Aim of the task:
Give back the records below exactly, every one, with no pictures.

Extracted data:
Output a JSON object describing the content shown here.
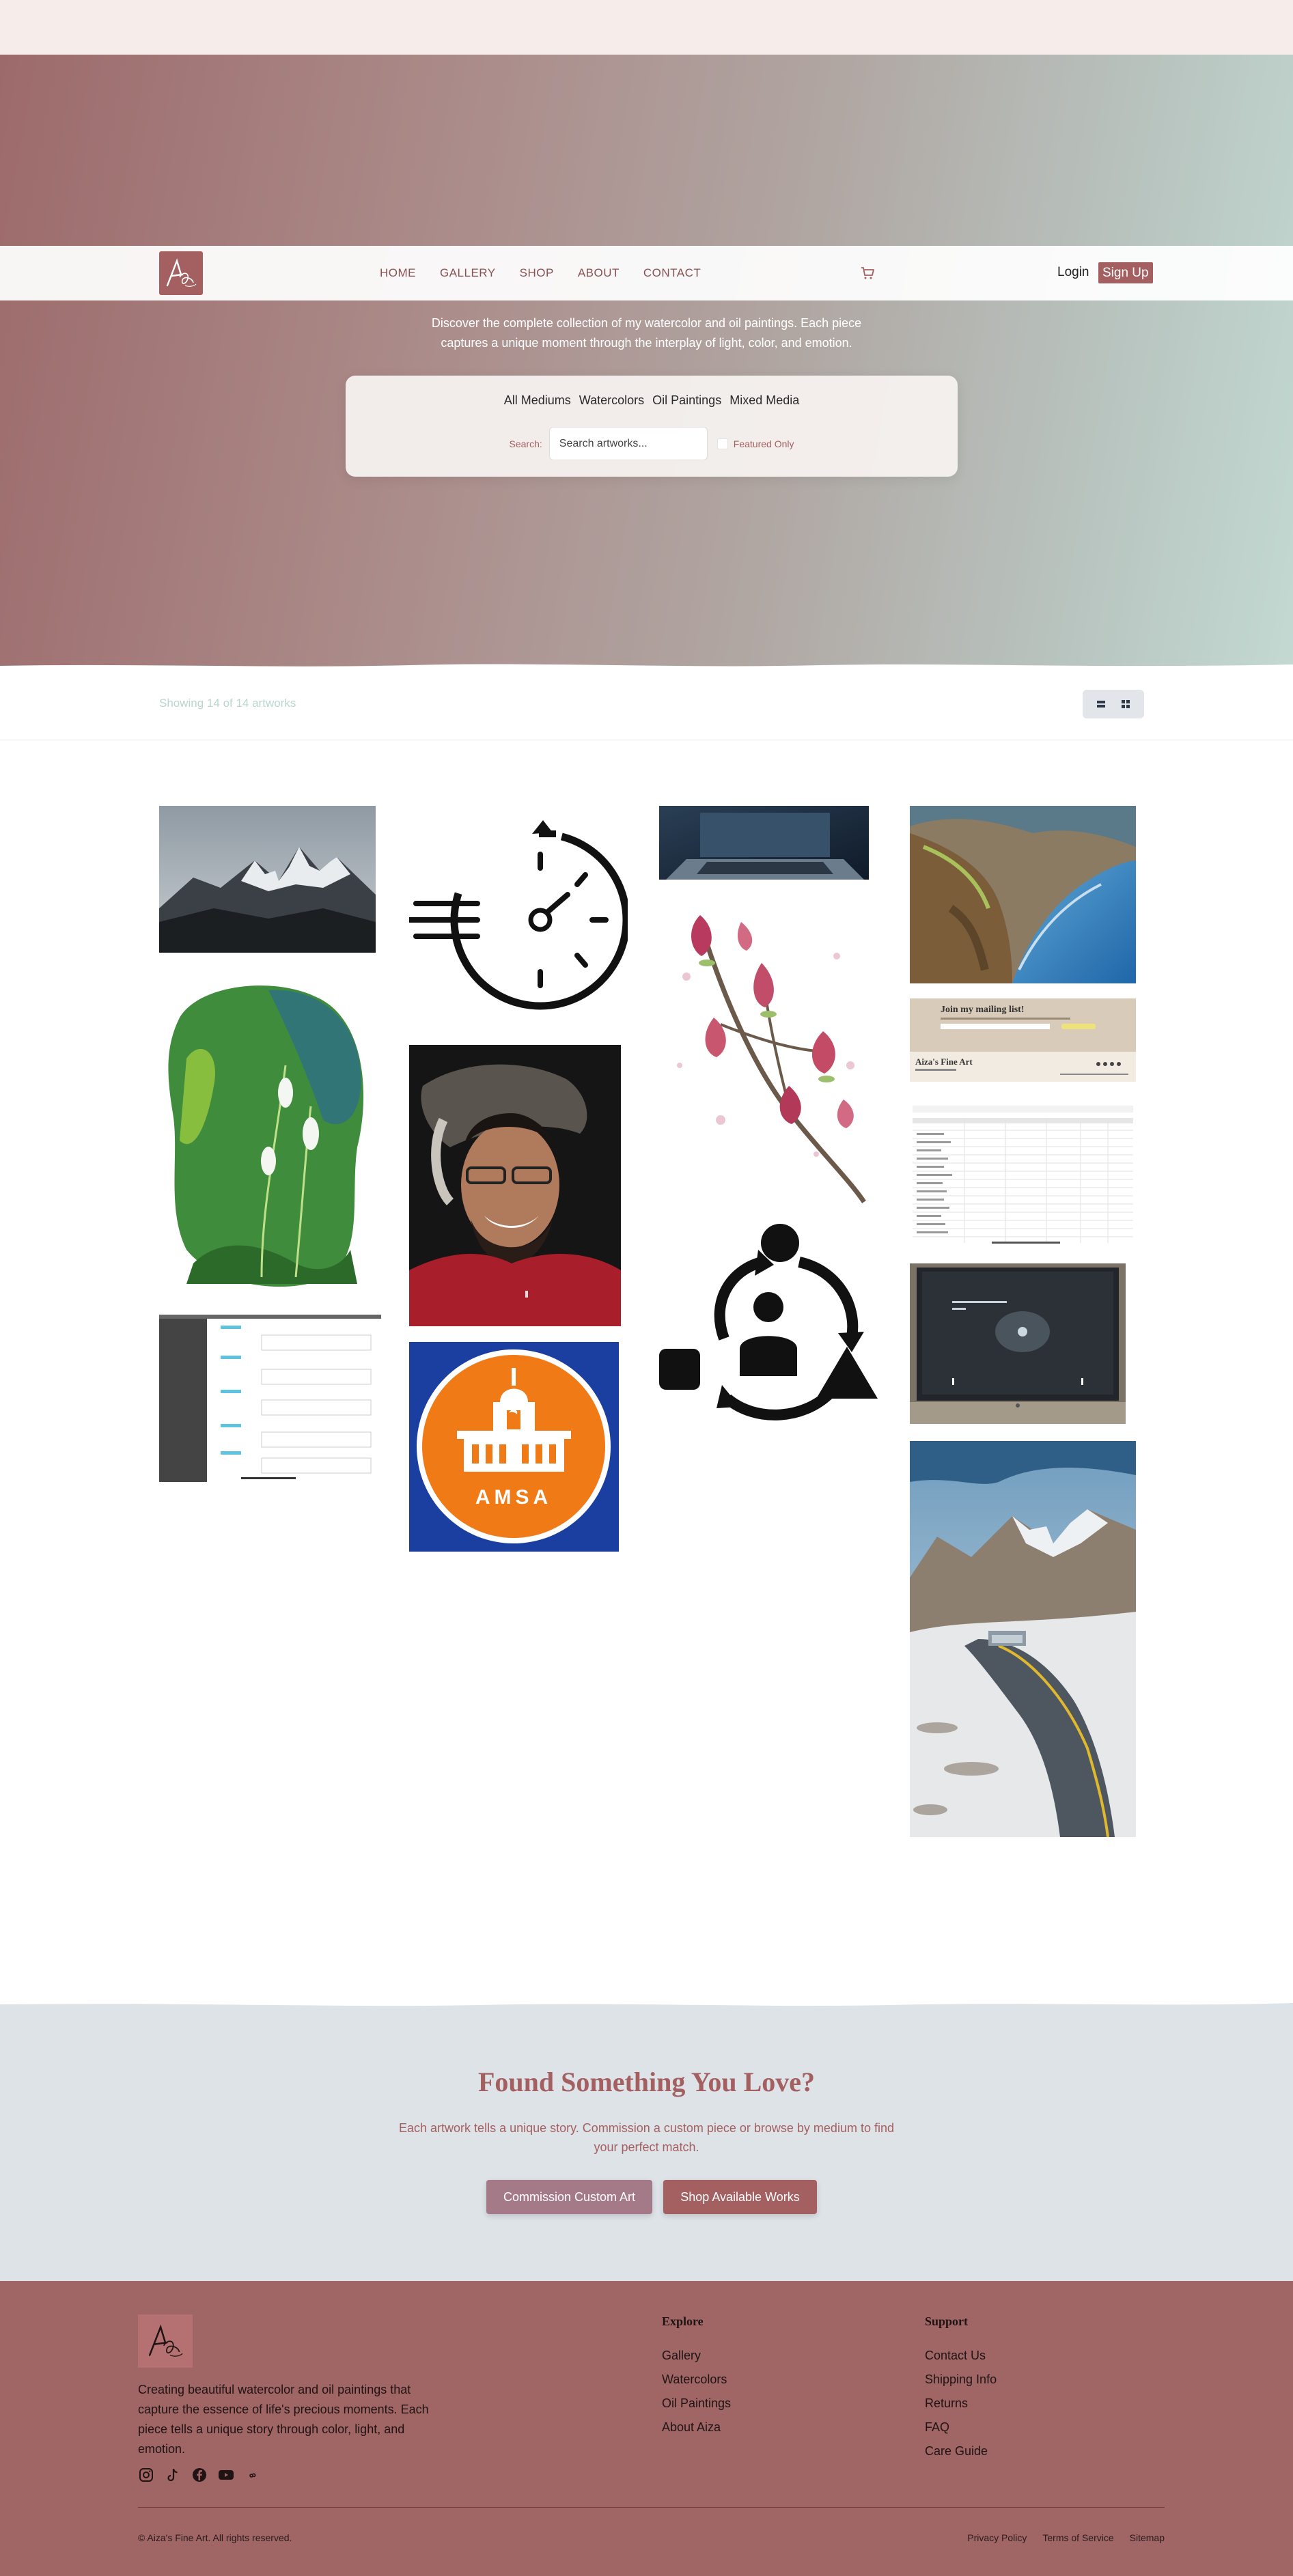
{
  "nav": {
    "links": [
      "HOME",
      "GALLERY",
      "SHOP",
      "ABOUT",
      "CONTACT"
    ],
    "login": "Login",
    "signup": "Sign Up"
  },
  "hero": {
    "description_line1": "Discover the complete collection of my watercolor and oil paintings. Each piece",
    "description_line2": "captures a unique moment through the interplay of light, color, and emotion."
  },
  "filters": {
    "tabs": [
      "All Mediums",
      "Watercolors",
      "Oil Paintings",
      "Mixed Media"
    ],
    "search_label": "Search:",
    "search_placeholder": "Search artworks...",
    "featured_label": "Featured Only"
  },
  "results": {
    "count_text": "Showing 14 of 14 artworks"
  },
  "gallery": {
    "amsa_text": "AMSA",
    "mailing_title": "Join my mailing list!",
    "mailing_brand": "Aiza's Fine Art"
  },
  "cta": {
    "title": "Found Something You Love?",
    "desc_line1": "Each artwork tells a unique story. Commission a custom piece or browse by medium to find",
    "desc_line2": "your perfect match.",
    "btn_commission": "Commission Custom Art",
    "btn_shop": "Shop Available Works"
  },
  "footer": {
    "description": "Creating beautiful watercolor and oil paintings that capture the essence of life's precious moments. Each piece tells a unique story through color, light, and emotion.",
    "explore_title": "Explore",
    "explore_links": [
      "Gallery",
      "Watercolors",
      "Oil Paintings",
      "About Aiza"
    ],
    "support_title": "Support",
    "support_links": [
      "Contact Us",
      "Shipping Info",
      "Returns",
      "FAQ",
      "Care Guide"
    ],
    "copyright": "© Aiza's Fine Art. All rights reserved.",
    "legal_links": [
      "Privacy Policy",
      "Terms of Service",
      "Sitemap"
    ]
  },
  "colors": {
    "brand": "#a45f60",
    "accent_mauve": "#a47988",
    "cta_bg": "#dee3e8",
    "footer_bg": "#a06666"
  },
  "icons": [
    "cart-icon",
    "list-view-icon",
    "grid-view-icon",
    "instagram-icon",
    "tiktok-icon",
    "facebook-icon",
    "youtube-icon",
    "threads-icon"
  ]
}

Expected answer:
Output a JSON object describing the content shown here.
{
  "nav": {
    "links": [
      "HOME",
      "GALLERY",
      "SHOP",
      "ABOUT",
      "CONTACT"
    ],
    "login": "Login",
    "signup": "Sign Up"
  },
  "hero": {
    "description_line1": "Discover the complete collection of my watercolor and oil paintings. Each piece",
    "description_line2": "captures a unique moment through the interplay of light, color, and emotion."
  },
  "filters": {
    "tabs": [
      "All Mediums",
      "Watercolors",
      "Oil Paintings",
      "Mixed Media"
    ],
    "search_label": "Search:",
    "search_placeholder": "Search artworks...",
    "featured_label": "Featured Only"
  },
  "results": {
    "count_text": "Showing 14 of 14 artworks"
  },
  "gallery": {
    "amsa_text": "AMSA",
    "mailing_title": "Join my mailing list!",
    "mailing_brand": "Aiza's Fine Art"
  },
  "cta": {
    "title": "Found Something You Love?",
    "desc_line1": "Each artwork tells a unique story. Commission a custom piece or browse by medium to find",
    "desc_line2": "your perfect match.",
    "btn_commission": "Commission Custom Art",
    "btn_shop": "Shop Available Works"
  },
  "footer": {
    "description": "Creating beautiful watercolor and oil paintings that capture the essence of life's precious moments. Each piece tells a unique story through color, light, and emotion.",
    "explore_title": "Explore",
    "explore_links": [
      "Gallery",
      "Watercolors",
      "Oil Paintings",
      "About Aiza"
    ],
    "support_title": "Support",
    "support_links": [
      "Contact Us",
      "Shipping Info",
      "Returns",
      "FAQ",
      "Care Guide"
    ],
    "copyright": "© Aiza's Fine Art. All rights reserved.",
    "legal_links": [
      "Privacy Policy",
      "Terms of Service",
      "Sitemap"
    ]
  },
  "colors": {
    "brand": "#a45f60",
    "accent_mauve": "#a47988",
    "cta_bg": "#dee3e8",
    "footer_bg": "#a06666"
  },
  "icons": [
    "cart-icon",
    "list-view-icon",
    "grid-view-icon",
    "instagram-icon",
    "tiktok-icon",
    "facebook-icon",
    "youtube-icon",
    "threads-icon"
  ]
}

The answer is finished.